→ **Exercise directions**:
Copy each entry as it stands, leaving nothing out.

Records contained in a dataset

┄┄┄┄┄┄┄┄┄┄┄┄┄┄┄┄┄┄┄┄

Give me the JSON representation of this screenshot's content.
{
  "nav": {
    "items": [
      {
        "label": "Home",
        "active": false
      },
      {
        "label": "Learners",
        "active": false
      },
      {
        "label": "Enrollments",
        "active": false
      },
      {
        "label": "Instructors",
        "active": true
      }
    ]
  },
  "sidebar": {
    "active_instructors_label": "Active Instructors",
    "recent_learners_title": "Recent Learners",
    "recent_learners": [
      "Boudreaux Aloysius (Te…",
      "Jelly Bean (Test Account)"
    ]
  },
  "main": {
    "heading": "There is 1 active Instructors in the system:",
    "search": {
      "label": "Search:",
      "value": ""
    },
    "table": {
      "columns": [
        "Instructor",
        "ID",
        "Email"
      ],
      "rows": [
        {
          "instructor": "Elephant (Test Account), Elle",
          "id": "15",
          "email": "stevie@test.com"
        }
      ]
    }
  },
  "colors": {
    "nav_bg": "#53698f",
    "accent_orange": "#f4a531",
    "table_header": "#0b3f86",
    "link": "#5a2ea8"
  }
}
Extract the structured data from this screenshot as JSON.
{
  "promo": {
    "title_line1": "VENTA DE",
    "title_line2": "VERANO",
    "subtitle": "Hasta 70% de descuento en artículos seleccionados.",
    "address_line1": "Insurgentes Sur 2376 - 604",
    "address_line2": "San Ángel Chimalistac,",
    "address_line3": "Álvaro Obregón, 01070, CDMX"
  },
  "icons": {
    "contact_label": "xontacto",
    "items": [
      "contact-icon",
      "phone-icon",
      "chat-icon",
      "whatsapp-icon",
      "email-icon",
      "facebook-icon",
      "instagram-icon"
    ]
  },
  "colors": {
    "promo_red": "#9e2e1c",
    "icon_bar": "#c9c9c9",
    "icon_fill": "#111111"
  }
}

┄┄┄┄┄┄┄┄┄┄┄┄┄┄┄┄┄┄┄┄

→ **The output**:
Give me the JSON representation of this screenshot's content.
{
  "nav": {
    "items": [
      {
        "label": "Home",
        "active": false
      },
      {
        "label": "Learners",
        "active": false
      },
      {
        "label": "Enrollments",
        "active": false
      },
      {
        "label": "Instructors",
        "active": true
      }
    ]
  },
  "sidebar": {
    "active_instructors_label": "Active Instructors",
    "recent_learners_title": "Recent Learners",
    "recent_learners": [
      "Boudreaux Aloysius (Te…",
      "Jelly Bean (Test Account)"
    ]
  },
  "main": {
    "heading": "There is 1 active Instructors in the system:",
    "search": {
      "label": "Search:",
      "value": ""
    },
    "table": {
      "columns": [
        "Instructor",
        "ID",
        "Email"
      ],
      "rows": [
        {
          "instructor": "Elephant (Test Account), Elle",
          "id": "15",
          "email": "stevie@test.com"
        }
      ]
    }
  },
  "colors": {
    "nav_bg": "#53698f",
    "accent_orange": "#f4a531",
    "table_header": "#0b3f86",
    "link": "#5a2ea8"
  }
}
Extract the structured data from this screenshot as JSON.
{
  "promo": {
    "title_line1": "VENTA DE",
    "title_line2": "VERANO",
    "subtitle": "Hasta 70% de descuento en artículos seleccionados.",
    "address_line1": "Insurgentes Sur 2376 - 604",
    "address_line2": "San Ángel Chimalistac,",
    "address_line3": "Álvaro Obregón, 01070, CDMX"
  },
  "icons": {
    "contact_label": "xontacto",
    "items": [
      "contact-icon",
      "phone-icon",
      "chat-icon",
      "whatsapp-icon",
      "email-icon",
      "facebook-icon",
      "instagram-icon"
    ]
  },
  "colors": {
    "promo_red": "#9e2e1c",
    "icon_bar": "#c9c9c9",
    "icon_fill": "#111111"
  }
}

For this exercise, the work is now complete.